DESCRIPTION OF THE TASK :: Make an exact copy of all the data.

EXERCISE DATA ::

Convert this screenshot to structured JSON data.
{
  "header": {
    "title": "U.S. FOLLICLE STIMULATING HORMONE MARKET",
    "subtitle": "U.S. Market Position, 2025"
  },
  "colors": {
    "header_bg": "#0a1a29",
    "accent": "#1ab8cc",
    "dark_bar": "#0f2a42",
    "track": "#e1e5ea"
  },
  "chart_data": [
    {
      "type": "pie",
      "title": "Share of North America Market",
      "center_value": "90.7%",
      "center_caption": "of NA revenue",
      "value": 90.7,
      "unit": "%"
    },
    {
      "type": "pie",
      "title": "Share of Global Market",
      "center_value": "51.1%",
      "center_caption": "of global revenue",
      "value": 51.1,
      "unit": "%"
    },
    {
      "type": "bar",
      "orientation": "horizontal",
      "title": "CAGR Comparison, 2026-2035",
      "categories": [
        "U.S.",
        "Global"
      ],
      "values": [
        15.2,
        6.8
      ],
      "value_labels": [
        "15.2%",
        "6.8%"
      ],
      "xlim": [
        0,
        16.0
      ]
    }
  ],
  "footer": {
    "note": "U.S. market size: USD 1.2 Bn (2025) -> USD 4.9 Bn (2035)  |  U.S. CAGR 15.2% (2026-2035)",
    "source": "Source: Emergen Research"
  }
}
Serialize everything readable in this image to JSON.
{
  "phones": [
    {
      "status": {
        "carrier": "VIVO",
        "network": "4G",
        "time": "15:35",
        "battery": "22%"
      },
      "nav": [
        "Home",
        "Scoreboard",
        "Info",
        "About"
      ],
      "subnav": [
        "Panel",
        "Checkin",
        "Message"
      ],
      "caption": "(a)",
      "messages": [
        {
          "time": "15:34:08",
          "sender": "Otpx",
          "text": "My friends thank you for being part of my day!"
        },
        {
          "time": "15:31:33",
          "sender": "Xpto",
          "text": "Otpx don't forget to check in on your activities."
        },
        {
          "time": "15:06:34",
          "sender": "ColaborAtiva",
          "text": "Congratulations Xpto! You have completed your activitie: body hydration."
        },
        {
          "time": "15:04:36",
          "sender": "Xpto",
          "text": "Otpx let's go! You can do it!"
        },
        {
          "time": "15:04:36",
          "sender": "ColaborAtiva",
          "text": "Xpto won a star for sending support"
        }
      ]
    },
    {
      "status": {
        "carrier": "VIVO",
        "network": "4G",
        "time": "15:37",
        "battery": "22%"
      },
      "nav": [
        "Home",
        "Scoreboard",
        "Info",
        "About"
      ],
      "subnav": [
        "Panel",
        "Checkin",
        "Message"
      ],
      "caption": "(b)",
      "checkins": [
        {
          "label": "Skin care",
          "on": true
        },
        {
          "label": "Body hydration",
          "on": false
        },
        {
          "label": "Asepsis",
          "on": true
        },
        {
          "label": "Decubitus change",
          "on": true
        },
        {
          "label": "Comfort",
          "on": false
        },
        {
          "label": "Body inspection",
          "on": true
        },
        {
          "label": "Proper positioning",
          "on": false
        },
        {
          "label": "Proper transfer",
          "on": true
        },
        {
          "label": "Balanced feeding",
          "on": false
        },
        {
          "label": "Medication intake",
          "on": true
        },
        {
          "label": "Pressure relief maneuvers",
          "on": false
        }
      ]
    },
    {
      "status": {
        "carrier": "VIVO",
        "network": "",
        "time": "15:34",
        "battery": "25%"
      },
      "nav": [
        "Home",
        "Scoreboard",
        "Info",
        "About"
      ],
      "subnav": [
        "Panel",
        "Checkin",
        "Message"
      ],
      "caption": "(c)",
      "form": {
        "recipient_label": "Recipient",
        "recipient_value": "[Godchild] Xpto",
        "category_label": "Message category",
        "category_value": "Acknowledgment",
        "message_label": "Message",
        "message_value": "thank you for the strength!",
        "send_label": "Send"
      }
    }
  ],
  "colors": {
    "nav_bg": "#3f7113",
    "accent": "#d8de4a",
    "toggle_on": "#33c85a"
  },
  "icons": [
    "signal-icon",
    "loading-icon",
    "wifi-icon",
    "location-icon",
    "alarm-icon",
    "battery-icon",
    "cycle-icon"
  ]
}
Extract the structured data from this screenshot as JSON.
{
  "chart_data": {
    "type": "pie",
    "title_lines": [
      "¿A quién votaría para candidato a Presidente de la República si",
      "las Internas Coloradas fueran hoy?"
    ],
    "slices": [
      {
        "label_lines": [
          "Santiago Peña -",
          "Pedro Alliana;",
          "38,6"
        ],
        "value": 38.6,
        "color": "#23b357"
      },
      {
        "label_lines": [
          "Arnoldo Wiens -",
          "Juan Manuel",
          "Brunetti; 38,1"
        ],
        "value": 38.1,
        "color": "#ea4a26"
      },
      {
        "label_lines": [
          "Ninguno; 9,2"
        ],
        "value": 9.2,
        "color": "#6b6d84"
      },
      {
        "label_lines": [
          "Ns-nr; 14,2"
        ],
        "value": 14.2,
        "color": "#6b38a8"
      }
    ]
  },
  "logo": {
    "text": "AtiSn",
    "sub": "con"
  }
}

SOLUTION TO THIS TASK ::
Convert this screenshot to structured JSON data.
{
  "header": {
    "title": "U.S. FOLLICLE STIMULATING HORMONE MARKET",
    "subtitle": "U.S. Market Position, 2025"
  },
  "colors": {
    "header_bg": "#0a1a29",
    "accent": "#1ab8cc",
    "dark_bar": "#0f2a42",
    "track": "#e1e5ea"
  },
  "chart_data": [
    {
      "type": "pie",
      "title": "Share of North America Market",
      "center_value": "90.7%",
      "center_caption": "of NA revenue",
      "value": 90.7,
      "unit": "%"
    },
    {
      "type": "pie",
      "title": "Share of Global Market",
      "center_value": "51.1%",
      "center_caption": "of global revenue",
      "value": 51.1,
      "unit": "%"
    },
    {
      "type": "bar",
      "orientation": "horizontal",
      "title": "CAGR Comparison, 2026-2035",
      "categories": [
        "U.S.",
        "Global"
      ],
      "values": [
        15.2,
        6.8
      ],
      "value_labels": [
        "15.2%",
        "6.8%"
      ],
      "xlim": [
        0,
        16.0
      ]
    }
  ],
  "footer": {
    "note": "U.S. market size: USD 1.2 Bn (2025) -> USD 4.9 Bn (2035)  |  U.S. CAGR 15.2% (2026-2035)",
    "source": "Source: Emergen Research"
  }
}
Serialize everything readable in this image to JSON.
{
  "phones": [
    {
      "status": {
        "carrier": "VIVO",
        "network": "4G",
        "time": "15:35",
        "battery": "22%"
      },
      "nav": [
        "Home",
        "Scoreboard",
        "Info",
        "About"
      ],
      "subnav": [
        "Panel",
        "Checkin",
        "Message"
      ],
      "caption": "(a)",
      "messages": [
        {
          "time": "15:34:08",
          "sender": "Otpx",
          "text": "My friends thank you for being part of my day!"
        },
        {
          "time": "15:31:33",
          "sender": "Xpto",
          "text": "Otpx don't forget to check in on your activities."
        },
        {
          "time": "15:06:34",
          "sender": "ColaborAtiva",
          "text": "Congratulations Xpto! You have completed your activitie: body hydration."
        },
        {
          "time": "15:04:36",
          "sender": "Xpto",
          "text": "Otpx let's go! You can do it!"
        },
        {
          "time": "15:04:36",
          "sender": "ColaborAtiva",
          "text": "Xpto won a star for sending support"
        }
      ]
    },
    {
      "status": {
        "carrier": "VIVO",
        "network": "4G",
        "time": "15:37",
        "battery": "22%"
      },
      "nav": [
        "Home",
        "Scoreboard",
        "Info",
        "About"
      ],
      "subnav": [
        "Panel",
        "Checkin",
        "Message"
      ],
      "caption": "(b)",
      "checkins": [
        {
          "label": "Skin care",
          "on": true
        },
        {
          "label": "Body hydration",
          "on": false
        },
        {
          "label": "Asepsis",
          "on": true
        },
        {
          "label": "Decubitus change",
          "on": true
        },
        {
          "label": "Comfort",
          "on": false
        },
        {
          "label": "Body inspection",
          "on": true
        },
        {
          "label": "Proper positioning",
          "on": false
        },
        {
          "label": "Proper transfer",
          "on": true
        },
        {
          "label": "Balanced feeding",
          "on": false
        },
        {
          "label": "Medication intake",
          "on": true
        },
        {
          "label": "Pressure relief maneuvers",
          "on": false
        }
      ]
    },
    {
      "status": {
        "carrier": "VIVO",
        "network": "",
        "time": "15:34",
        "battery": "25%"
      },
      "nav": [
        "Home",
        "Scoreboard",
        "Info",
        "About"
      ],
      "subnav": [
        "Panel",
        "Checkin",
        "Message"
      ],
      "caption": "(c)",
      "form": {
        "recipient_label": "Recipient",
        "recipient_value": "[Godchild] Xpto",
        "category_label": "Message category",
        "category_value": "Acknowledgment",
        "message_label": "Message",
        "message_value": "thank you for the strength!",
        "send_label": "Send"
      }
    }
  ],
  "colors": {
    "nav_bg": "#3f7113",
    "accent": "#d8de4a",
    "toggle_on": "#33c85a"
  },
  "icons": [
    "signal-icon",
    "loading-icon",
    "wifi-icon",
    "location-icon",
    "alarm-icon",
    "battery-icon",
    "cycle-icon"
  ]
}
Extract the structured data from this screenshot as JSON.
{
  "chart_data": {
    "type": "pie",
    "title_lines": [
      "¿A quién votaría para candidato a Presidente de la República si",
      "las Internas Coloradas fueran hoy?"
    ],
    "slices": [
      {
        "label_lines": [
          "Santiago Peña -",
          "Pedro Alliana;",
          "38,6"
        ],
        "value": 38.6,
        "color": "#23b357"
      },
      {
        "label_lines": [
          "Arnoldo Wiens -",
          "Juan Manuel",
          "Brunetti; 38,1"
        ],
        "value": 38.1,
        "color": "#ea4a26"
      },
      {
        "label_lines": [
          "Ninguno; 9,2"
        ],
        "value": 9.2,
        "color": "#6b6d84"
      },
      {
        "label_lines": [
          "Ns-nr; 14,2"
        ],
        "value": 14.2,
        "color": "#6b38a8"
      }
    ]
  },
  "logo": {
    "text": "AtiSn",
    "sub": "con"
  }
}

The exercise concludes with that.